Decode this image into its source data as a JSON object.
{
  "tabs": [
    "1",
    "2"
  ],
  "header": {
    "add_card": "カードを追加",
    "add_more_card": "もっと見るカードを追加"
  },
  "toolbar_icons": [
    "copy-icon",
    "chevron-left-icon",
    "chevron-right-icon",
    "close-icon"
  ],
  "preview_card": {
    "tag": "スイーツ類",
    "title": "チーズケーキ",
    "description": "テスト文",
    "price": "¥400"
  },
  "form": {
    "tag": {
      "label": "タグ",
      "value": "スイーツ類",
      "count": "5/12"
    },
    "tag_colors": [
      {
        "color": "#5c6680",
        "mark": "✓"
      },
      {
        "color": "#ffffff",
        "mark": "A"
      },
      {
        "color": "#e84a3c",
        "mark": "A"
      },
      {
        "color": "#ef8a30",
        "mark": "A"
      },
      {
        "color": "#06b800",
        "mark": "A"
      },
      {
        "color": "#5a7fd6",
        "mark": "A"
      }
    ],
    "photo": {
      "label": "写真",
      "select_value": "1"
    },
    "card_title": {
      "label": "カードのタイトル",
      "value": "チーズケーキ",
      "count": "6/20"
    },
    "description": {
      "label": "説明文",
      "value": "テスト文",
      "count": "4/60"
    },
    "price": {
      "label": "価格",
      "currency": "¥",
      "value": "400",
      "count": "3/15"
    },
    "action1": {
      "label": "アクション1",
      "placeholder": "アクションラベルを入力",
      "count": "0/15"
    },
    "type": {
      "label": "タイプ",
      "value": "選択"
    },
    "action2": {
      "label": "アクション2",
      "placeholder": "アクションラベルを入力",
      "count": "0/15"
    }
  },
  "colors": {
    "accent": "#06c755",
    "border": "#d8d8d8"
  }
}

● ● ● ●

→ Directive: Give only the number of lines in the material above that include the word "count".

→ Answer in full: 6